● REQUIRED WORK
For the material that follows, list every line containing the word "moneysavingexpert".

Start of INFORMATION SUPPLIED

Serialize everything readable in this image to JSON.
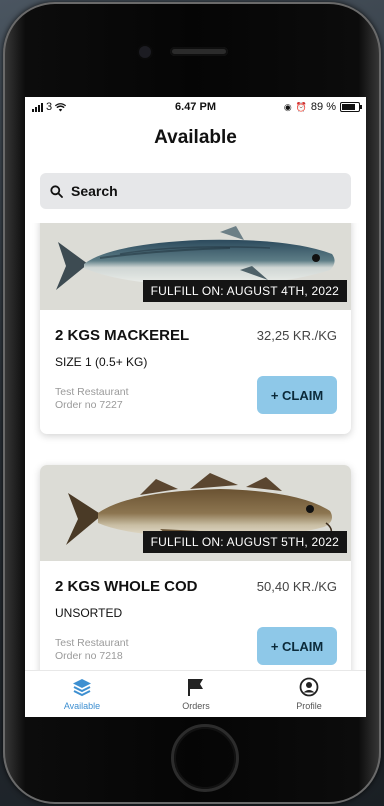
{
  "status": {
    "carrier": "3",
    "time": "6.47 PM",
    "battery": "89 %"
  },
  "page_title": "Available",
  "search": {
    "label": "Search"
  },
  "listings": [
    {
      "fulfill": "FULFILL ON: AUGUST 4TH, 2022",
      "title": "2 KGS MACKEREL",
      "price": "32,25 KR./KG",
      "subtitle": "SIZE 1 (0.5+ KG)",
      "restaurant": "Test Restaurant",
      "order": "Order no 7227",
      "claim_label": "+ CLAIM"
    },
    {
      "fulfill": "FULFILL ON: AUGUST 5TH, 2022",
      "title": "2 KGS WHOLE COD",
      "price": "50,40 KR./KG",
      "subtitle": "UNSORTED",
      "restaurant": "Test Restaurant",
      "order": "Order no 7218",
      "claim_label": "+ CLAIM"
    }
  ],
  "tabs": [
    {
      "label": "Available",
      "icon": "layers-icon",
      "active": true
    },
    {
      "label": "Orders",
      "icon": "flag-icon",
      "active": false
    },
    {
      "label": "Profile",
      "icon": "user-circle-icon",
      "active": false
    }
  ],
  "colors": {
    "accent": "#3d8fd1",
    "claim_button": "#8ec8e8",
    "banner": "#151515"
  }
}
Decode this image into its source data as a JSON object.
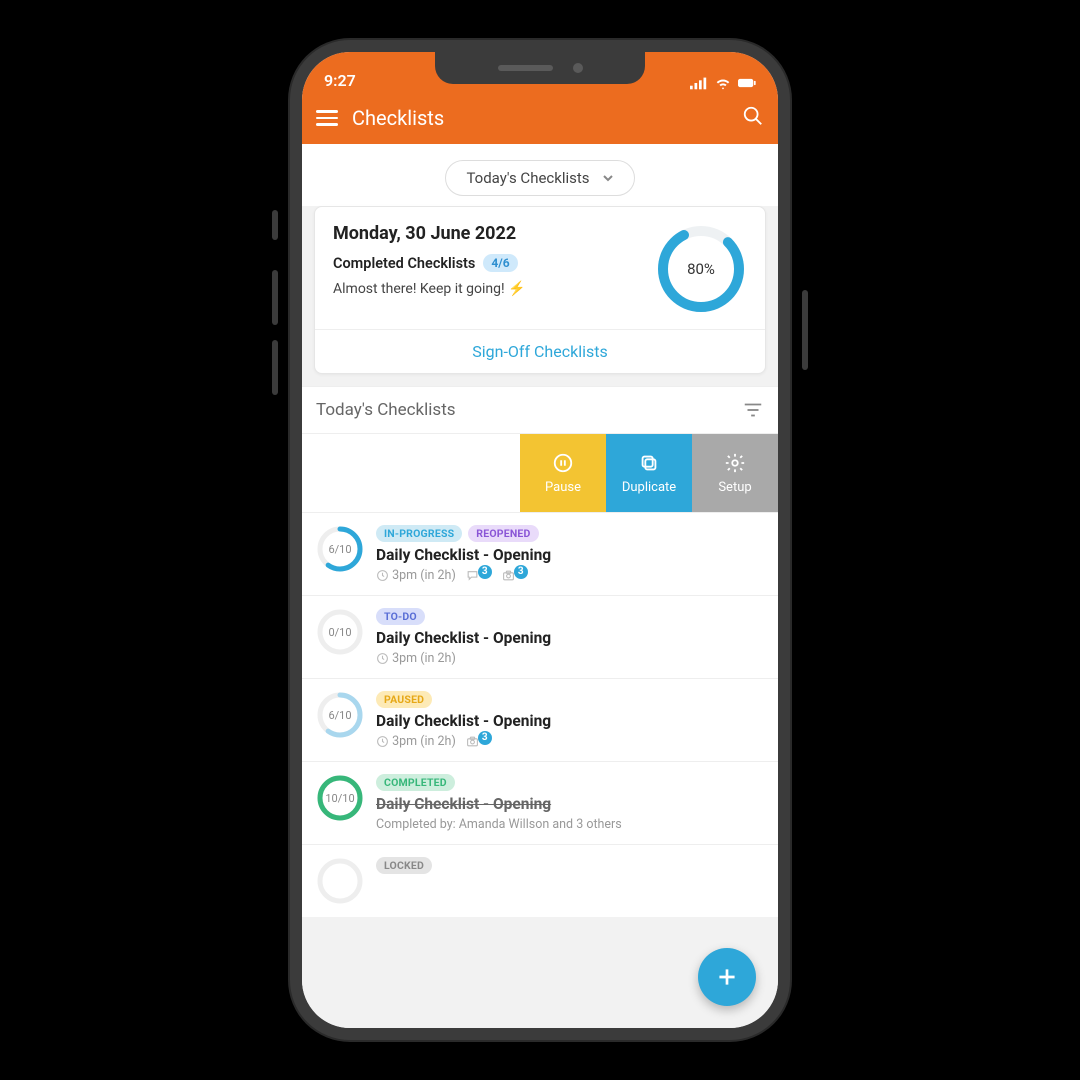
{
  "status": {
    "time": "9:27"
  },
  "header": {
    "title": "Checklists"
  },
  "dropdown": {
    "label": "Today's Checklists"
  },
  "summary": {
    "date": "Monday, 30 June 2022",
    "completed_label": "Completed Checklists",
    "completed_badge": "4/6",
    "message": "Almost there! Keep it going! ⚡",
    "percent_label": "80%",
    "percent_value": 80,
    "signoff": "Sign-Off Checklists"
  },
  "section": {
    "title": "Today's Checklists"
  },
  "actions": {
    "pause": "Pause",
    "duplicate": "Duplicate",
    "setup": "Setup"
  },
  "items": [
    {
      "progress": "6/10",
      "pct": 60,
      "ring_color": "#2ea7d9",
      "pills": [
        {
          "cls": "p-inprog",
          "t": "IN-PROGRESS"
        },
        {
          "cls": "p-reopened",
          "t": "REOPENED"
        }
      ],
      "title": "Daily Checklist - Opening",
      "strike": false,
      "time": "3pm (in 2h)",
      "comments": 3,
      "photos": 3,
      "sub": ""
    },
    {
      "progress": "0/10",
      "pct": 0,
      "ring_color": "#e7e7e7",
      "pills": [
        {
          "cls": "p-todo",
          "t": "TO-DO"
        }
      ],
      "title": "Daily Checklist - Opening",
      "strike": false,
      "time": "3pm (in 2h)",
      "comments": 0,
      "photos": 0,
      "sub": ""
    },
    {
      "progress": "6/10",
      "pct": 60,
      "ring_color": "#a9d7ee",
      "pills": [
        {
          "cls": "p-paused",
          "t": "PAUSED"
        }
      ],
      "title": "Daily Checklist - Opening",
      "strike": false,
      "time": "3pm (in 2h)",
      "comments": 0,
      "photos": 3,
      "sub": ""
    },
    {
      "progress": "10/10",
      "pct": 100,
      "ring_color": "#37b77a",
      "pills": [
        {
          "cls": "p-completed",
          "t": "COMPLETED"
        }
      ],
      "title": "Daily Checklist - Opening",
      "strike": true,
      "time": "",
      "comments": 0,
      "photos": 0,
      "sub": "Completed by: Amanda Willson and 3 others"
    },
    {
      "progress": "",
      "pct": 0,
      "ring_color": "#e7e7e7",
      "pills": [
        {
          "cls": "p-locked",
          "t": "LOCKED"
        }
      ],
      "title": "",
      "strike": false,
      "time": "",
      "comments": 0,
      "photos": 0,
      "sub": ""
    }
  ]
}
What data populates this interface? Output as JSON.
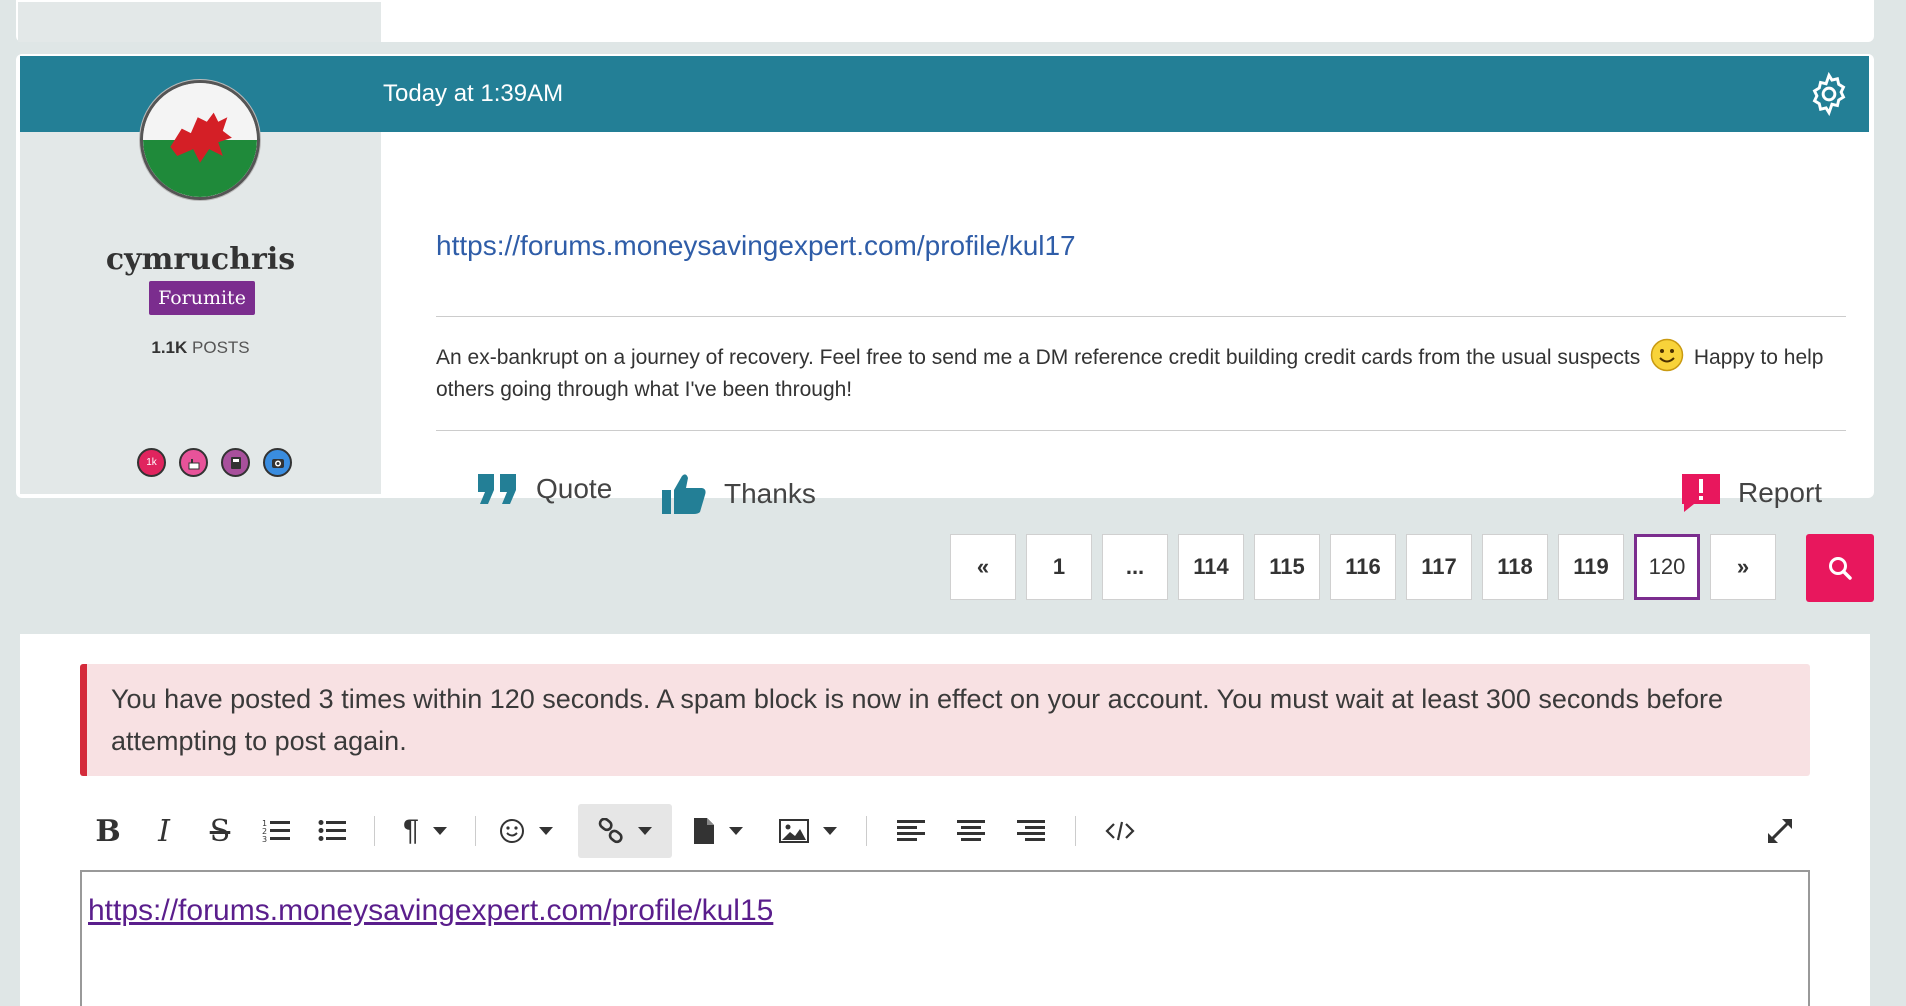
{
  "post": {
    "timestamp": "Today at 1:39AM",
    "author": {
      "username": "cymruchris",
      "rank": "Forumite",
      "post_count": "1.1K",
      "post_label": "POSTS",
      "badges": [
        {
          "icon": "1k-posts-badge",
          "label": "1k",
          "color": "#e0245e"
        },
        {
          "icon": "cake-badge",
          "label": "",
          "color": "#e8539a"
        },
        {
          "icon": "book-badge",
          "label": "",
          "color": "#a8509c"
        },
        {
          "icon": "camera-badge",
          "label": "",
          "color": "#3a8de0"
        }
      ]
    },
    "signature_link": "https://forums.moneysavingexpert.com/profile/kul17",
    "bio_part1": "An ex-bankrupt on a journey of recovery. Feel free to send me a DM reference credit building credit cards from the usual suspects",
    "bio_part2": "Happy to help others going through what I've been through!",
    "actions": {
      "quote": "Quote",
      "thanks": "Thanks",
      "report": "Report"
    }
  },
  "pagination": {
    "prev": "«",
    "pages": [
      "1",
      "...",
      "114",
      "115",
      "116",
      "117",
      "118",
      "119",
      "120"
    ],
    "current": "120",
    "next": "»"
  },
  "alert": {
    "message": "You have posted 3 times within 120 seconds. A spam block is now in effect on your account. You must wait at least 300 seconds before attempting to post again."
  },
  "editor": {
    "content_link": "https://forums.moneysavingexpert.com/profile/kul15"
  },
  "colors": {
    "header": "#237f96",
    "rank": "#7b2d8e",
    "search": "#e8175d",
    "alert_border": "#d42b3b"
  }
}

End of INFORMATION SUPPLIED
Start of INFORMATION SUPPLIED

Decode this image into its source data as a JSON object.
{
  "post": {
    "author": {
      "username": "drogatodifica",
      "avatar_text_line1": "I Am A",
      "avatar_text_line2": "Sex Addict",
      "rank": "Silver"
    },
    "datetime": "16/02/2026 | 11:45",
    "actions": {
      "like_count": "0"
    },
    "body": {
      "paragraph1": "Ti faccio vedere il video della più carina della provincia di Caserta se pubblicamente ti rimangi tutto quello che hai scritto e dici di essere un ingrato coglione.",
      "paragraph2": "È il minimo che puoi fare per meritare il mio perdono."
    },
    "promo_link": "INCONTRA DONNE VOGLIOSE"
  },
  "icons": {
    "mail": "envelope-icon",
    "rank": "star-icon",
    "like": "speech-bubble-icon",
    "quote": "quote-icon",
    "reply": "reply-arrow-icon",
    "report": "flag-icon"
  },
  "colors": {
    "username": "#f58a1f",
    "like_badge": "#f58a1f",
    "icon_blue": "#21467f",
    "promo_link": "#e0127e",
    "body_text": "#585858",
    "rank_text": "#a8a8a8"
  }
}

End of INFORMATION SUPPLIED
Start of INFORMATION SUPPLIED

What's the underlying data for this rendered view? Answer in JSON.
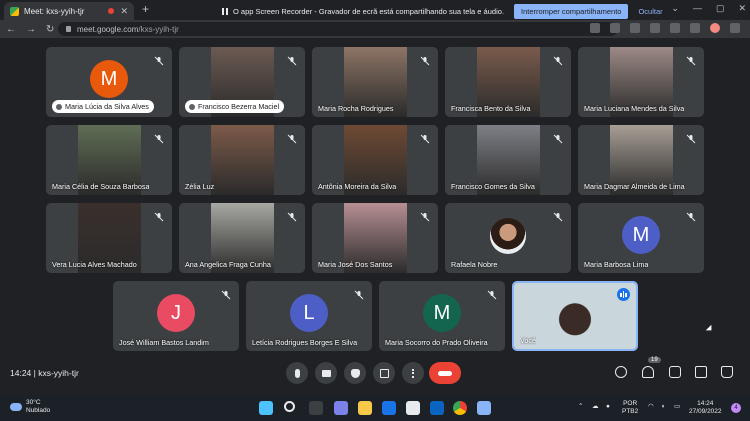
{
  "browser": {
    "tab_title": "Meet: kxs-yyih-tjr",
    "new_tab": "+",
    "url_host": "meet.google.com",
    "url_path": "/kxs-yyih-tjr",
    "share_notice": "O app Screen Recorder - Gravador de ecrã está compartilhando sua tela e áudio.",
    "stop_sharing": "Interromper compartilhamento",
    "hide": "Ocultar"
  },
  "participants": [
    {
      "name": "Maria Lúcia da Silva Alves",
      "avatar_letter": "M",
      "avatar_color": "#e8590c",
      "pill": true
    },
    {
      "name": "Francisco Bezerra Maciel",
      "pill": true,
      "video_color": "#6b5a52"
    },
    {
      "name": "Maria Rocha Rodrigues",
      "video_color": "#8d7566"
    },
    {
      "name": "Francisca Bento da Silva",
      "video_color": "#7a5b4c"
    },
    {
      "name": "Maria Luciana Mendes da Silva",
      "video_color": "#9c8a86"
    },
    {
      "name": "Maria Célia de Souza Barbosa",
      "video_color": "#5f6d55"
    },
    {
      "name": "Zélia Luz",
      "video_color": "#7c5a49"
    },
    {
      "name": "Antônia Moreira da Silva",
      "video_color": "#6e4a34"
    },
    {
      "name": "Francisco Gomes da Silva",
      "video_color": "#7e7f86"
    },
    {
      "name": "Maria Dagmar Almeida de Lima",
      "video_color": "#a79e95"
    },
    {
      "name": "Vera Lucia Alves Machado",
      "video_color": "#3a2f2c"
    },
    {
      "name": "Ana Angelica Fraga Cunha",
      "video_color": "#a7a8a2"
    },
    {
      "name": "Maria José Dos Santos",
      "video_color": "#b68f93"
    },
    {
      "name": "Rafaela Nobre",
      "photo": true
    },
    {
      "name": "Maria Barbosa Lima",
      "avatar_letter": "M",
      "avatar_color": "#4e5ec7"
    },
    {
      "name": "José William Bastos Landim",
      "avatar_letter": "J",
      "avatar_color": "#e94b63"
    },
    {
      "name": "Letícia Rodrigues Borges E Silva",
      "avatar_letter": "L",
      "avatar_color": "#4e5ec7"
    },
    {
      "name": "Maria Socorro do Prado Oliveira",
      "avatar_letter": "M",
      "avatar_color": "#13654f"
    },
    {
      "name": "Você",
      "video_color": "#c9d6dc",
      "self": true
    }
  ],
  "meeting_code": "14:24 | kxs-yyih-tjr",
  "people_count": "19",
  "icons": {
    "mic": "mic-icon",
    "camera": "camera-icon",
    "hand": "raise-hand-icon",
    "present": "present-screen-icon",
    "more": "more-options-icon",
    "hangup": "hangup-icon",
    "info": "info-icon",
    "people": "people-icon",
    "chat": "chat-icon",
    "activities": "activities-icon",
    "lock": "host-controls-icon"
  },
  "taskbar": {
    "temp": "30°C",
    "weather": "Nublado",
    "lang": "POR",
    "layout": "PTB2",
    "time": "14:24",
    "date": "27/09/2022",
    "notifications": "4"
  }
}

End of INFORMATION SUPPLIED

● REPLY
    "signature_link": "https://forums.moneysavingexpert.com/profile/kul17",
    "content_link": "https://forums.moneysavingexpert.com/profile/kul15"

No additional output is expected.